A run of records:
## begin
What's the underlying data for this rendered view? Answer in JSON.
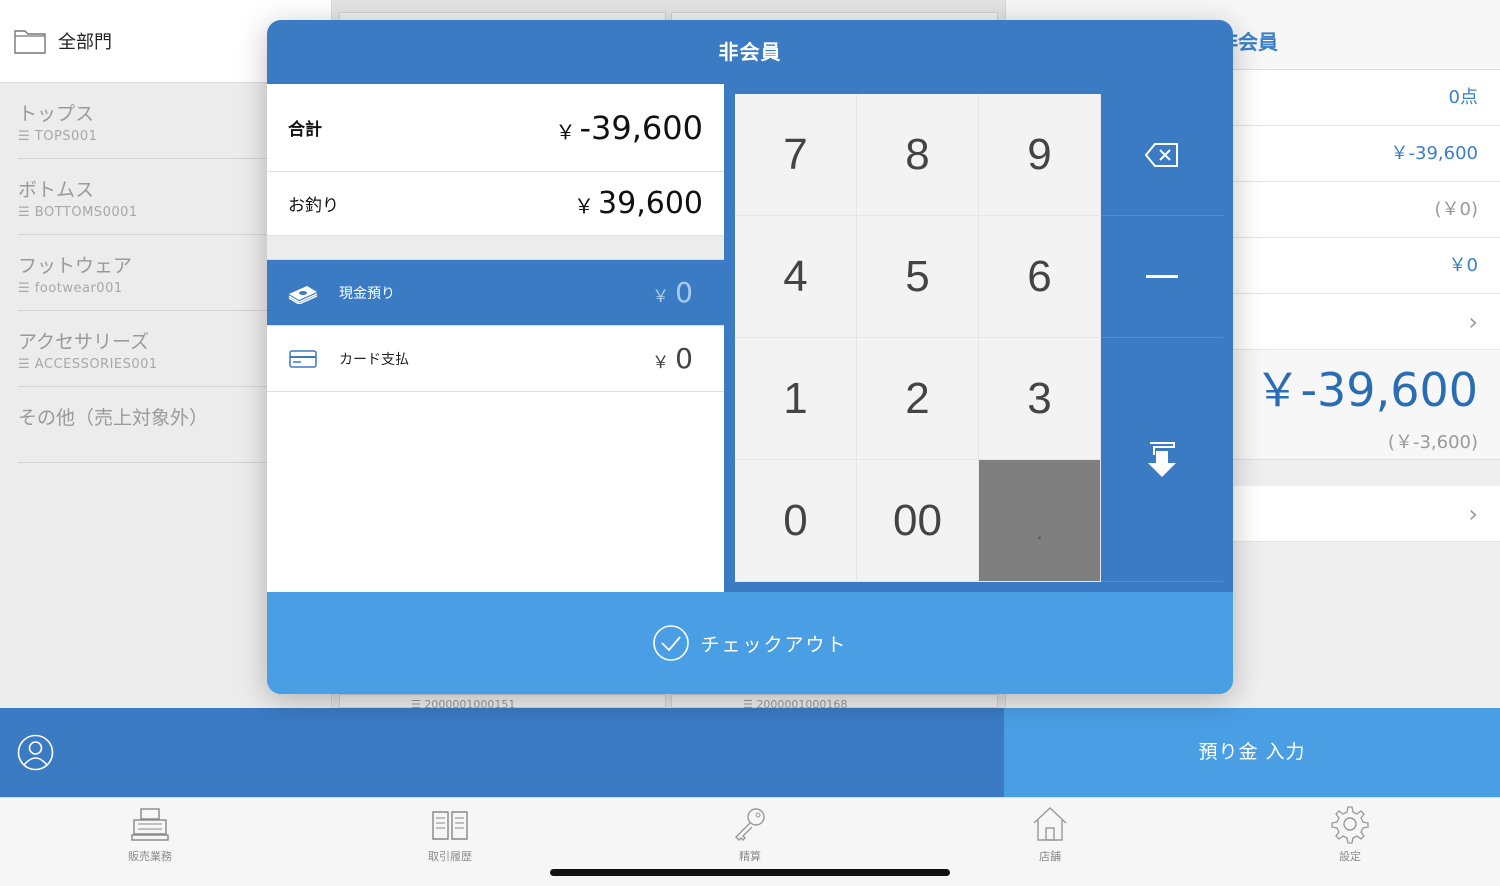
{
  "sidebar": {
    "header_label": "全部門",
    "categories": [
      {
        "name": "トップス",
        "code": "☰ TOPS001"
      },
      {
        "name": "ボトムス",
        "code": "☰ BOTTOMS0001"
      },
      {
        "name": "フットウェア",
        "code": "☰ footwear001"
      },
      {
        "name": "アクセサリーズ",
        "code": "☰ ACCESSORIES001"
      },
      {
        "name": "その他（売上対象外）",
        "code": ""
      }
    ]
  },
  "grid": {
    "codes": [
      "☰ 2000001000151",
      "☰ 2000001000168"
    ]
  },
  "order_panel": {
    "title": "非会員",
    "quantity": "0点",
    "subtotal": "￥-39,600",
    "tax": "(￥0)",
    "discount": "￥0",
    "total": "￥-39,600",
    "total_tax": "(￥-3,600)"
  },
  "modal": {
    "title": "非会員",
    "total_label": "合計",
    "total_currency": "￥",
    "total_value": "-39,600",
    "change_label": "お釣り",
    "change_currency": "￥",
    "change_value": "39,600",
    "payments": [
      {
        "label": "現金預り",
        "currency": "￥",
        "value": "0",
        "icon": "cash-icon",
        "active": true
      },
      {
        "label": "カード支払",
        "currency": "￥",
        "value": "0",
        "icon": "card-icon",
        "active": false
      }
    ],
    "keys": [
      "7",
      "8",
      "9",
      "4",
      "5",
      "6",
      "1",
      "2",
      "3",
      "0",
      "00",
      "."
    ],
    "checkout_label": "チェックアウト"
  },
  "actionbar": {
    "deposit_label": "預り金 入力"
  },
  "tabs": [
    {
      "label": "販売業務",
      "icon": "register-icon"
    },
    {
      "label": "取引履歴",
      "icon": "history-icon"
    },
    {
      "label": "精算",
      "icon": "key-icon"
    },
    {
      "label": "店舗",
      "icon": "store-icon"
    },
    {
      "label": "設定",
      "icon": "gear-icon"
    }
  ],
  "colors": {
    "primary": "#3a7bc4",
    "accent": "#4a9ee4",
    "key_disabled": "#7f7f7f"
  }
}
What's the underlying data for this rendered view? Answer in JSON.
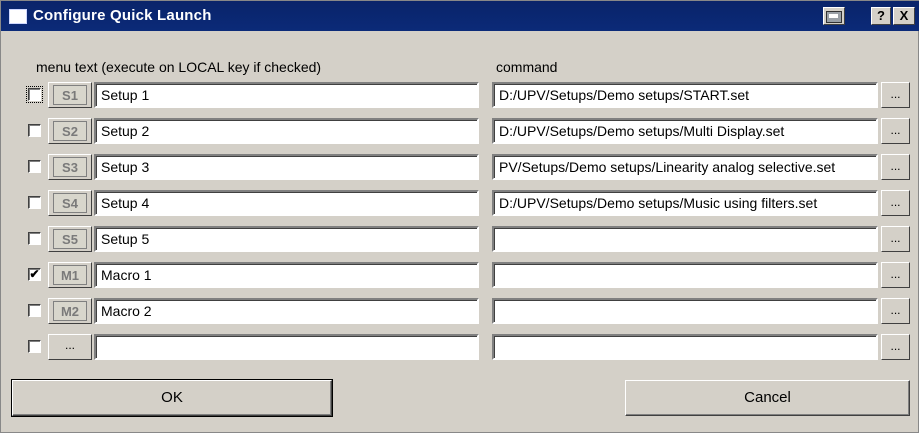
{
  "window": {
    "title": "Configure Quick Launch"
  },
  "titlebar_buttons": {
    "help": "?",
    "close": "X"
  },
  "headers": {
    "menu_text": "menu text (execute on LOCAL key if checked)",
    "command": "command"
  },
  "rows": [
    {
      "checked": false,
      "focused": true,
      "key": "S1",
      "menu": "Setup 1",
      "command": "D:/UPV/Setups/Demo setups/START.set",
      "browse": "..."
    },
    {
      "checked": false,
      "focused": false,
      "key": "S2",
      "menu": "Setup 2",
      "command": "D:/UPV/Setups/Demo setups/Multi Display.set",
      "browse": "..."
    },
    {
      "checked": false,
      "focused": false,
      "key": "S3",
      "menu": "Setup 3",
      "command": "PV/Setups/Demo setups/Linearity analog selective.set",
      "browse": "..."
    },
    {
      "checked": false,
      "focused": false,
      "key": "S4",
      "menu": "Setup 4",
      "command": "D:/UPV/Setups/Demo setups/Music using filters.set",
      "browse": "..."
    },
    {
      "checked": false,
      "focused": false,
      "key": "S5",
      "menu": "Setup 5",
      "command": "",
      "browse": "..."
    },
    {
      "checked": true,
      "focused": false,
      "key": "M1",
      "menu": "Macro 1",
      "command": "",
      "browse": "..."
    },
    {
      "checked": false,
      "focused": false,
      "key": "M2",
      "menu": "Macro 2",
      "command": "",
      "browse": "..."
    },
    {
      "checked": false,
      "focused": false,
      "key": "...",
      "menu": "",
      "command": "",
      "browse": "..."
    }
  ],
  "check_mark": "✔",
  "buttons": {
    "ok": "OK",
    "cancel": "Cancel"
  }
}
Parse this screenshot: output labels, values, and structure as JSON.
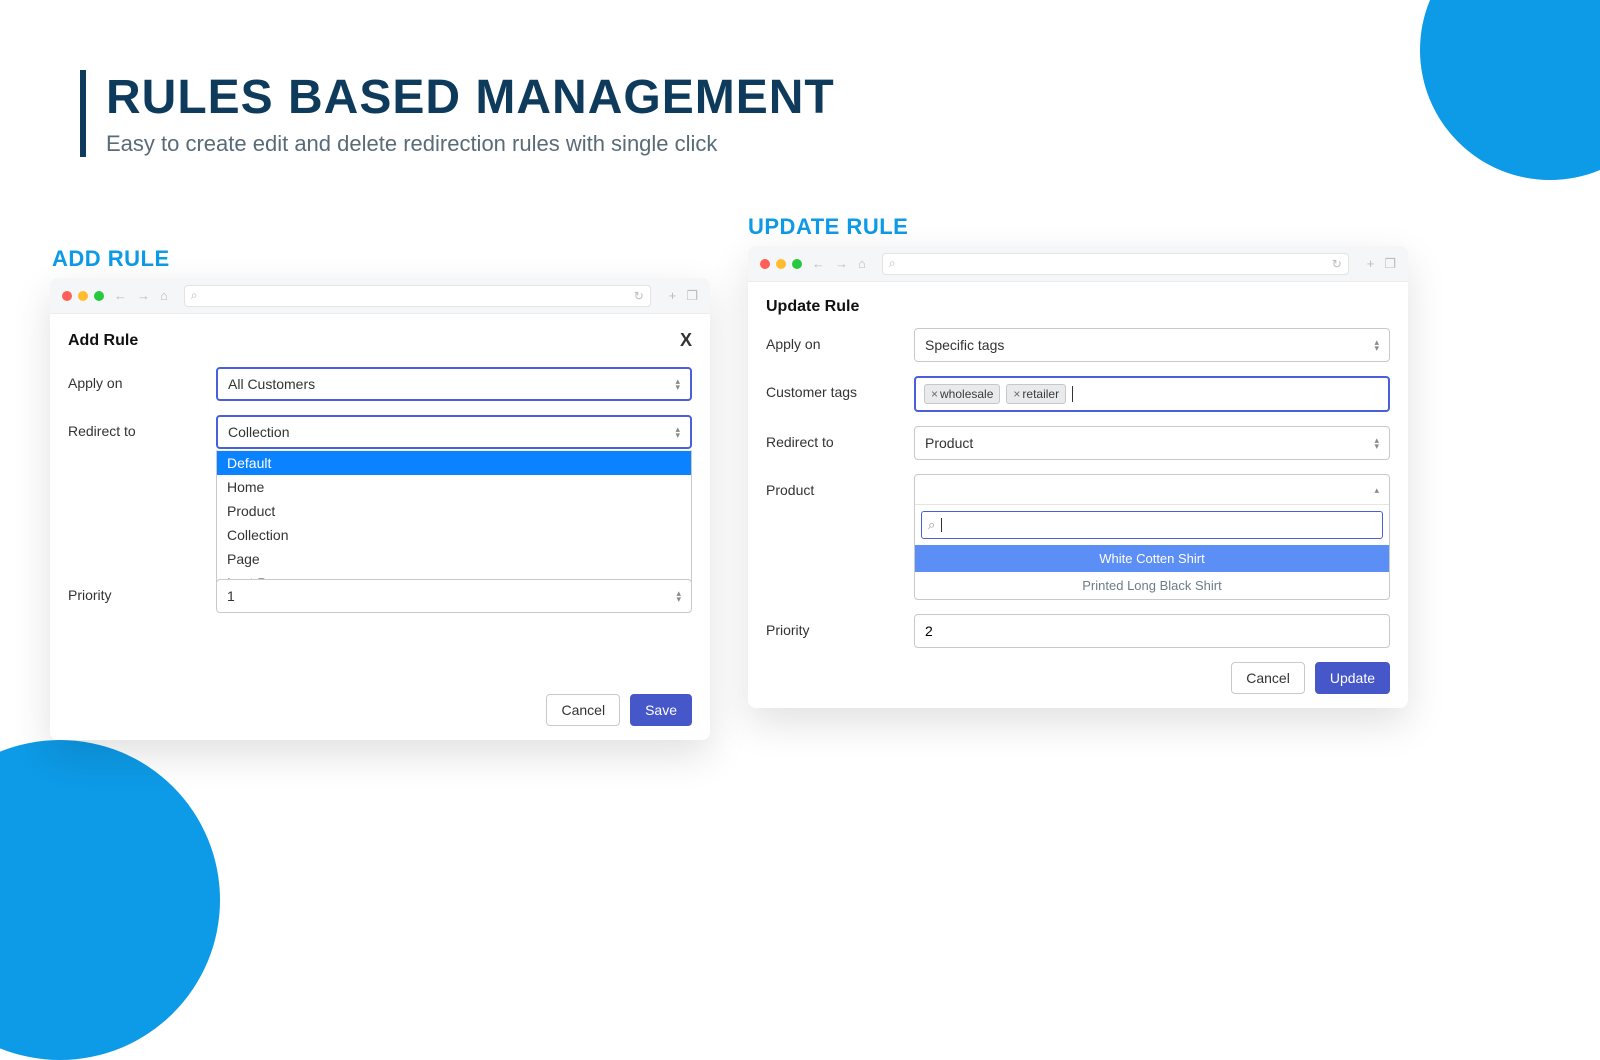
{
  "header": {
    "title": "RULES BASED MANAGEMENT",
    "subtitle": "Easy to create edit and delete redirection rules with single click"
  },
  "sections": {
    "add_label": "ADD RULE",
    "update_label": "UPDATE RULE"
  },
  "add_rule": {
    "title": "Add Rule",
    "labels": {
      "apply_on": "Apply on",
      "redirect_to": "Redirect to",
      "priority": "Priority"
    },
    "apply_on_value": "All Customers",
    "redirect_to_value": "Collection",
    "redirect_options": [
      "Default",
      "Home",
      "Product",
      "Collection",
      "Page",
      "Last Page"
    ],
    "redirect_selected_option": "Default",
    "priority_value": "1",
    "buttons": {
      "cancel": "Cancel",
      "save": "Save"
    }
  },
  "update_rule": {
    "title": "Update Rule",
    "labels": {
      "apply_on": "Apply on",
      "customer_tags": "Customer tags",
      "redirect_to": "Redirect to",
      "product": "Product",
      "priority": "Priority"
    },
    "apply_on_value": "Specific tags",
    "customer_tags": [
      "wholesale",
      "retailer"
    ],
    "redirect_to_value": "Product",
    "product_options": [
      "White Cotten Shirt",
      "Printed Long Black Shirt"
    ],
    "product_highlighted": "White Cotten Shirt",
    "priority_value": "2",
    "buttons": {
      "cancel": "Cancel",
      "update": "Update"
    }
  }
}
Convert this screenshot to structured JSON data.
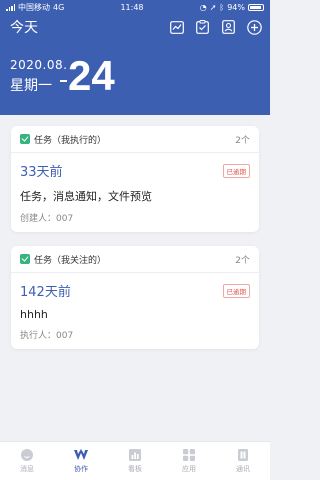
{
  "status_bar": {
    "carrier": "中国移动",
    "network": "4G",
    "time": "11:48",
    "battery": "94%",
    "battery_level": 0.94
  },
  "header": {
    "title": "今天",
    "toolbar_icons": [
      "chart-icon",
      "clipboard-icon",
      "contact-card-icon",
      "add-icon"
    ],
    "date_year_month": "2020.08.",
    "date_weekday": "星期一",
    "date_day": "24"
  },
  "cards": [
    {
      "section_title": "任务（我执行的）",
      "count": "2个",
      "ago": "33天前",
      "status": "已逾期",
      "task_title": "任务，消息通知，文件预览",
      "person": "创建人：007"
    },
    {
      "section_title": "任务（我关注的）",
      "count": "2个",
      "ago": "142天前",
      "status": "已逾期",
      "task_title": "hhhh",
      "person": "执行人：007"
    }
  ],
  "tabbar": {
    "items": [
      {
        "label": "消息",
        "icon": "message-icon"
      },
      {
        "label": "协作",
        "icon": "collaboration-icon",
        "active": true
      },
      {
        "label": "看板",
        "icon": "board-icon"
      },
      {
        "label": "应用",
        "icon": "apps-icon"
      },
      {
        "label": "通讯",
        "icon": "contacts-icon"
      }
    ]
  },
  "colors": {
    "brand": "#3d5fb2",
    "task_icon": "#36b37e",
    "overdue": "#e5534b",
    "background": "#f0f1f5"
  }
}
## end
● **SHORT PROBLEM**
Copy all lines from the material that include "Demo".

● **FINISHED EXERCISE**
      "command": "D:/UPV/Setups/Demo setups/START.set",
      "command": "D:/UPV/Setups/Demo setups/Multi Display.set",
      "command": "PV/Setups/Demo setups/Linearity analog selective.set",
      "command": "D:/UPV/Setups/Demo setups/Music using filters.set",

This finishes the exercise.